> [Exercise directions]: Lift out all lines below that contain "Стратилата".

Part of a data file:
## start
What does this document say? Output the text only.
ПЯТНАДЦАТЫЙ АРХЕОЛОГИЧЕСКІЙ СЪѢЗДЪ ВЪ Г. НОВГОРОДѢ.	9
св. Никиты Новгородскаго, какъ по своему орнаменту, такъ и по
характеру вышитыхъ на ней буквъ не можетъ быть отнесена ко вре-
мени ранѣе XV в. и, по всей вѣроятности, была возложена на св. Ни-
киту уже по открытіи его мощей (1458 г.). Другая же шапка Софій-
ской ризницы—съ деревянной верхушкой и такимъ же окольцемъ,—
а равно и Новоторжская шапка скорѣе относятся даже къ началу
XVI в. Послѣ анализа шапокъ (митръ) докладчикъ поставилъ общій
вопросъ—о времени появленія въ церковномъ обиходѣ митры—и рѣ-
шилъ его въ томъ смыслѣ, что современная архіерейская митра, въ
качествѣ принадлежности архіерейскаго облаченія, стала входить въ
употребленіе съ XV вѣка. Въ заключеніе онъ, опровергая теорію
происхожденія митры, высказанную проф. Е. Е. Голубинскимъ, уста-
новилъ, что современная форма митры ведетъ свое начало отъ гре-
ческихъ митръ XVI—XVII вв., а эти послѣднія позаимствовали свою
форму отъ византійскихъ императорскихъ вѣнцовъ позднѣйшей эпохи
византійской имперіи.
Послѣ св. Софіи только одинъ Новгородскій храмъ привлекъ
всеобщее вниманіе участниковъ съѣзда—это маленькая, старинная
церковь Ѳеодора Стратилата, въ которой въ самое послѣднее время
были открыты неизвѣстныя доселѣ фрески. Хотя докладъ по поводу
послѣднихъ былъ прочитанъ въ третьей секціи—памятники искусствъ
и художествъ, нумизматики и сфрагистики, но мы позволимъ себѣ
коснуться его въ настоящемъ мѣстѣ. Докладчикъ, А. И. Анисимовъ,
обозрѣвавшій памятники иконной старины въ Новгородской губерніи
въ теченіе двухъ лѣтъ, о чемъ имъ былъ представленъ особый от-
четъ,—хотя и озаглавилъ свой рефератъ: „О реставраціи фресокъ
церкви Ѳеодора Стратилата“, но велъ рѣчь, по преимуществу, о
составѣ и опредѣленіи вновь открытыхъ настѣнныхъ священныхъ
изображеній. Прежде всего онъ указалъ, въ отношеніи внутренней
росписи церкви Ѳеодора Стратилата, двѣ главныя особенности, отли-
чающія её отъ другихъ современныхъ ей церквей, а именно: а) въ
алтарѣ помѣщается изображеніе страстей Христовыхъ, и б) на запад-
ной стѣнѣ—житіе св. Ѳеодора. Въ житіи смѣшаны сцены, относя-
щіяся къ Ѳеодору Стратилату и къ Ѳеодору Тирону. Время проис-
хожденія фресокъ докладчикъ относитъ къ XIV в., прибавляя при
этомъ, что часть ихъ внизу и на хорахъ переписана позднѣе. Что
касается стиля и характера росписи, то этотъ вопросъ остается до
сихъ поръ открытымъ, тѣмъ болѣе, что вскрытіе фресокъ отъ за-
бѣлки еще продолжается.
## end
> [Task answer]:
церковь Ѳеодора Стратилата, въ которой въ самое послѣднее время
церкви Ѳеодора Стратилата“, но велъ рѣчь, по преимуществу, о
росписи церкви Ѳеодора Стратилата, двѣ главныя особенности, отли-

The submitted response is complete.